Stored records
Start

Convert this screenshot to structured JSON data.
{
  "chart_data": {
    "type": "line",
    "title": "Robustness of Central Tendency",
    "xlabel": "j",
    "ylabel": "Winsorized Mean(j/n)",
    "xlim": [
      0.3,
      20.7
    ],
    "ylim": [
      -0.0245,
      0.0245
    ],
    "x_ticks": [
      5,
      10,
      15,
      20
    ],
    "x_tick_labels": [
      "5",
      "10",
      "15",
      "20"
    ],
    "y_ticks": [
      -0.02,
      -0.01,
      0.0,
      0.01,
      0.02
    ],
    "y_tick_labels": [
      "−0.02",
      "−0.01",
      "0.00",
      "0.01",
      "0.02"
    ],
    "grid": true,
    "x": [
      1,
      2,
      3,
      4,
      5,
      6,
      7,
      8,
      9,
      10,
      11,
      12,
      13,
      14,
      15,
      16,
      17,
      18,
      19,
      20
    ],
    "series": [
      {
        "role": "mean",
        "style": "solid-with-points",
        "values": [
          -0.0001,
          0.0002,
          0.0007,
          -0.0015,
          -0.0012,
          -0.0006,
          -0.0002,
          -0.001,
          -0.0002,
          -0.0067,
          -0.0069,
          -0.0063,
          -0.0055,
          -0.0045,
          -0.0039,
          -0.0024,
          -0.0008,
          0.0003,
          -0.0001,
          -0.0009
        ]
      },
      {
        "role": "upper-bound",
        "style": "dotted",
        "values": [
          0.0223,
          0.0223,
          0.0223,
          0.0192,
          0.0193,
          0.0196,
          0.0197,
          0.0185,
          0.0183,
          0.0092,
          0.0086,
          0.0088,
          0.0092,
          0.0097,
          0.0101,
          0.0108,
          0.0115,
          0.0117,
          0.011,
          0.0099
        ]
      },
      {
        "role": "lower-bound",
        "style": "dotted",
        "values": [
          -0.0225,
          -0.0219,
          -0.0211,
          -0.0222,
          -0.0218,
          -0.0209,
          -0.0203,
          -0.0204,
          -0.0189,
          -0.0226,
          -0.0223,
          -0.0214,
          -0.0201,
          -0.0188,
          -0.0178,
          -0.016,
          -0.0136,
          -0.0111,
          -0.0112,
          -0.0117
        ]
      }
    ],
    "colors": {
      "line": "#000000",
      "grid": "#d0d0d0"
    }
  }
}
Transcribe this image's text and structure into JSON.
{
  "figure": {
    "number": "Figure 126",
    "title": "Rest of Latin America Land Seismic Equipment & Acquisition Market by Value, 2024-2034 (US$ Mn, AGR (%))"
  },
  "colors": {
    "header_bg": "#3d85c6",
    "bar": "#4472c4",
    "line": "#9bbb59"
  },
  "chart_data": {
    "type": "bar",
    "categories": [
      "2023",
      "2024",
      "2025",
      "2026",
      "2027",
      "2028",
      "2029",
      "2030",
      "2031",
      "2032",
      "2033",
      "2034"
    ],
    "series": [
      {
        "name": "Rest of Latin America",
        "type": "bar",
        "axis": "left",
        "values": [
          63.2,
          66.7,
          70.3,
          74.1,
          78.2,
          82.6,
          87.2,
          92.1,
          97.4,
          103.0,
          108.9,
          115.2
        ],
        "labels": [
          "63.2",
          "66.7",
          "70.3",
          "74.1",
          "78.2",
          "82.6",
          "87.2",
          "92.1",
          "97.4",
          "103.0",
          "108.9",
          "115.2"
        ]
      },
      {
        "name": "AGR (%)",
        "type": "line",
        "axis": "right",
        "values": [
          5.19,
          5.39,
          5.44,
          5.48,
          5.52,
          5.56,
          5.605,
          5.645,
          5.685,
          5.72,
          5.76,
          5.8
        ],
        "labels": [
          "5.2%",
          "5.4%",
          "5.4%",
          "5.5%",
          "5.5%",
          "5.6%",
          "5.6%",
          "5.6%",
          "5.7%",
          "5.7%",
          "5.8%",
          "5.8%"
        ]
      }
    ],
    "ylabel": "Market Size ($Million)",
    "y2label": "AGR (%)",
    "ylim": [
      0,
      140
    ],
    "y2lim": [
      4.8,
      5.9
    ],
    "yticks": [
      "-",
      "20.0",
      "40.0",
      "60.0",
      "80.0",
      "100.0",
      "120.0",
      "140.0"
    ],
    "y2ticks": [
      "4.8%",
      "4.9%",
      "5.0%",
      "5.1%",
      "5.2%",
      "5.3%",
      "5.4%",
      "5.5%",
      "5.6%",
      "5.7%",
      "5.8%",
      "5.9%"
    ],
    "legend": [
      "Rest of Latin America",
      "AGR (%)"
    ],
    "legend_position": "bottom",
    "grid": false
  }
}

End

Description of the task
Extract the whole listing, character for character.

Full solution
Convert this screenshot to structured JSON data.
{
  "chart_data": {
    "type": "line",
    "title": "Robustness of Central Tendency",
    "xlabel": "j",
    "ylabel": "Winsorized Mean(j/n)",
    "xlim": [
      0.3,
      20.7
    ],
    "ylim": [
      -0.0245,
      0.0245
    ],
    "x_ticks": [
      5,
      10,
      15,
      20
    ],
    "x_tick_labels": [
      "5",
      "10",
      "15",
      "20"
    ],
    "y_ticks": [
      -0.02,
      -0.01,
      0.0,
      0.01,
      0.02
    ],
    "y_tick_labels": [
      "−0.02",
      "−0.01",
      "0.00",
      "0.01",
      "0.02"
    ],
    "grid": true,
    "x": [
      1,
      2,
      3,
      4,
      5,
      6,
      7,
      8,
      9,
      10,
      11,
      12,
      13,
      14,
      15,
      16,
      17,
      18,
      19,
      20
    ],
    "series": [
      {
        "role": "mean",
        "style": "solid-with-points",
        "values": [
          -0.0001,
          0.0002,
          0.0007,
          -0.0015,
          -0.0012,
          -0.0006,
          -0.0002,
          -0.001,
          -0.0002,
          -0.0067,
          -0.0069,
          -0.0063,
          -0.0055,
          -0.0045,
          -0.0039,
          -0.0024,
          -0.0008,
          0.0003,
          -0.0001,
          -0.0009
        ]
      },
      {
        "role": "upper-bound",
        "style": "dotted",
        "values": [
          0.0223,
          0.0223,
          0.0223,
          0.0192,
          0.0193,
          0.0196,
          0.0197,
          0.0185,
          0.0183,
          0.0092,
          0.0086,
          0.0088,
          0.0092,
          0.0097,
          0.0101,
          0.0108,
          0.0115,
          0.0117,
          0.011,
          0.0099
        ]
      },
      {
        "role": "lower-bound",
        "style": "dotted",
        "values": [
          -0.0225,
          -0.0219,
          -0.0211,
          -0.0222,
          -0.0218,
          -0.0209,
          -0.0203,
          -0.0204,
          -0.0189,
          -0.0226,
          -0.0223,
          -0.0214,
          -0.0201,
          -0.0188,
          -0.0178,
          -0.016,
          -0.0136,
          -0.0111,
          -0.0112,
          -0.0117
        ]
      }
    ],
    "colors": {
      "line": "#000000",
      "grid": "#d0d0d0"
    }
  }
}
Transcribe this image's text and structure into JSON.
{
  "figure": {
    "number": "Figure 126",
    "title": "Rest of Latin America Land Seismic Equipment & Acquisition Market by Value, 2024-2034 (US$ Mn, AGR (%))"
  },
  "colors": {
    "header_bg": "#3d85c6",
    "bar": "#4472c4",
    "line": "#9bbb59"
  },
  "chart_data": {
    "type": "bar",
    "categories": [
      "2023",
      "2024",
      "2025",
      "2026",
      "2027",
      "2028",
      "2029",
      "2030",
      "2031",
      "2032",
      "2033",
      "2034"
    ],
    "series": [
      {
        "name": "Rest of Latin America",
        "type": "bar",
        "axis": "left",
        "values": [
          63.2,
          66.7,
          70.3,
          74.1,
          78.2,
          82.6,
          87.2,
          92.1,
          97.4,
          103.0,
          108.9,
          115.2
        ],
        "labels": [
          "63.2",
          "66.7",
          "70.3",
          "74.1",
          "78.2",
          "82.6",
          "87.2",
          "92.1",
          "97.4",
          "103.0",
          "108.9",
          "115.2"
        ]
      },
      {
        "name": "AGR (%)",
        "type": "line",
        "axis": "right",
        "values": [
          5.19,
          5.39,
          5.44,
          5.48,
          5.52,
          5.56,
          5.605,
          5.645,
          5.685,
          5.72,
          5.76,
          5.8
        ],
        "labels": [
          "5.2%",
          "5.4%",
          "5.4%",
          "5.5%",
          "5.5%",
          "5.6%",
          "5.6%",
          "5.6%",
          "5.7%",
          "5.7%",
          "5.8%",
          "5.8%"
        ]
      }
    ],
    "ylabel": "Market Size ($Million)",
    "y2label": "AGR (%)",
    "ylim": [
      0,
      140
    ],
    "y2lim": [
      4.8,
      5.9
    ],
    "yticks": [
      "-",
      "20.0",
      "40.0",
      "60.0",
      "80.0",
      "100.0",
      "120.0",
      "140.0"
    ],
    "y2ticks": [
      "4.8%",
      "4.9%",
      "5.0%",
      "5.1%",
      "5.2%",
      "5.3%",
      "5.4%",
      "5.5%",
      "5.6%",
      "5.7%",
      "5.8%",
      "5.9%"
    ],
    "legend": [
      "Rest of Latin America",
      "AGR (%)"
    ],
    "legend_position": "bottom",
    "grid": false
  }
}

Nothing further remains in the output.